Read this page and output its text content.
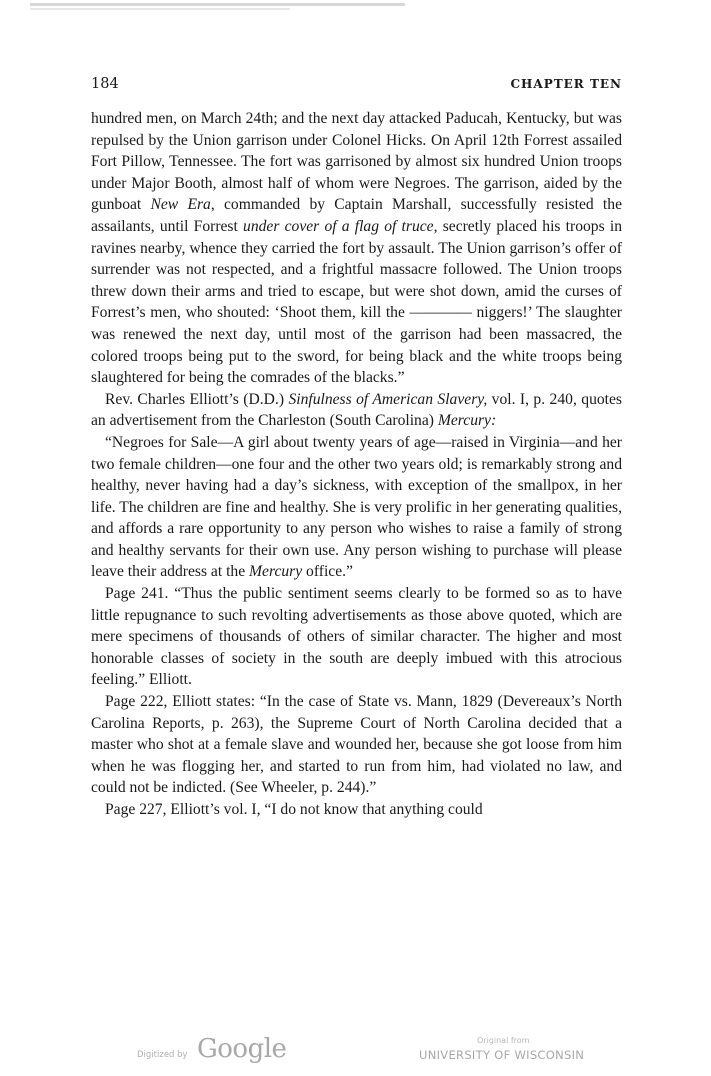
184	CHAPTER TEN

hundred men, on March 24th; and the next day attacked Paducah, Kentucky, but was repulsed by the Union garrison under Colonel Hicks. On April 12th Forrest assailed Fort Pillow, Tennessee. The fort was garrisoned by almost six hundred Union troops under Major Booth, almost half of whom were Negroes. The garrison, aided by the gunboat New Era, commanded by Captain Marshall, successfully resisted the assailants, until Forrest under cover of a flag of truce, secretly placed his troops in ravines nearby, whence they carried the fort by assault. The Union garrison’s offer of surrender was not respected, and a frightful massacre followed. The Union troops threw down their arms and tried to escape, but were shot down, amid the curses of Forrest’s men, who shouted: ‘Shoot them, kill the ———— niggers!’ The slaughter was renewed the next day, until most of the garrison had been massacred, the colored troops being put to the sword, for being black and the white troops being slaughtered for being the comrades of the blacks.”

Rev. Charles Elliott’s (D.D.) Sinfulness of American Slavery, vol. I, p. 240, quotes an advertisement from the Charleston (South Carolina) Mercury:

“Negroes for Sale—A girl about twenty years of age—raised in Virginia—and her two female children—one four and the other two years old; is remarkably strong and healthy, never having had a day’s sickness, with exception of the smallpox, in her life. The children are fine and healthy. She is very prolific in her generating qualities, and affords a rare opportunity to any person who wishes to raise a family of strong and healthy servants for their own use. Any person wishing to purchase will please leave their address at the Mercury office.”

Page 241. “Thus the public sentiment seems clearly to be formed so as to have little repugnance to such revolting advertisements as those above quoted, which are mere specimens of thousands of others of similar character. The higher and most honorable classes of society in the south are deeply imbued with this atrocious feeling.” Elliott.

Page 222, Elliott states: “In the case of State vs. Mann, 1829 (Devereaux’s North Carolina Reports, p. 263), the Supreme Court of North Carolina decided that a master who shot at a female slave and wounded her, because she got loose from him when he was flogging her, and started to run from him, had violated no law, and could not be indicted. (See Wheeler, p. 244).”

Page 227, Elliott’s vol. I, “I do not know that anything could

Digitized by Google	Original from
UNIVERSITY OF WISCONSIN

══════════

### [Task statement]
Using the records above, output their complete text exactly, minus any images.

### [Answer for this exercise]
Read this page and output its text content.
184	CHAPTER TEN

hundred men, on March 24th; and the next day attacked Paducah, Kentucky, but was repulsed by the Union garrison under Colonel Hicks. On April 12th Forrest assailed Fort Pillow, Tennessee. The fort was garrisoned by almost six hundred Union troops under Major Booth, almost half of whom were Negroes. The garrison, aided by the gunboat New Era, commanded by Captain Marshall, successfully resisted the assailants, until Forrest under cover of a flag of truce, secretly placed his troops in ravines nearby, whence they carried the fort by assault. The Union garrison’s offer of surrender was not respected, and a frightful massacre followed. The Union troops threw down their arms and tried to escape, but were shot down, amid the curses of Forrest’s men, who shouted: ‘Shoot them, kill the ———— niggers!’ The slaughter was renewed the next day, until most of the garrison had been massacred, the colored troops being put to the sword, for being black and the white troops being slaughtered for being the comrades of the blacks.”

Rev. Charles Elliott’s (D.D.) Sinfulness of American Slavery, vol. I, p. 240, quotes an advertisement from the Charleston (South Carolina) Mercury:

“Negroes for Sale—A girl about twenty years of age—raised in Virginia—and her two female children—one four and the other two years old; is remarkably strong and healthy, never having had a day’s sickness, with exception of the smallpox, in her life. The children are fine and healthy. She is very prolific in her generating qualities, and affords a rare opportunity to any person who wishes to raise a family of strong and healthy servants for their own use. Any person wishing to purchase will please leave their address at the Mercury office.”

Page 241. “Thus the public sentiment seems clearly to be formed so as to have little repugnance to such revolting advertisements as those above quoted, which are mere specimens of thousands of others of similar character. The higher and most honorable classes of society in the south are deeply imbued with this atrocious feeling.” Elliott.

Page 222, Elliott states: “In the case of State vs. Mann, 1829 (Devereaux’s North Carolina Reports, p. 263), the Supreme Court of North Carolina decided that a master who shot at a female slave and wounded her, because she got loose from him when he was flogging her, and started to run from him, had violated no law, and could not be indicted. (See Wheeler, p. 244).”

Page 227, Elliott’s vol. I, “I do not know that anything could

Digitized by Google	Original from
UNIVERSITY OF WISCONSIN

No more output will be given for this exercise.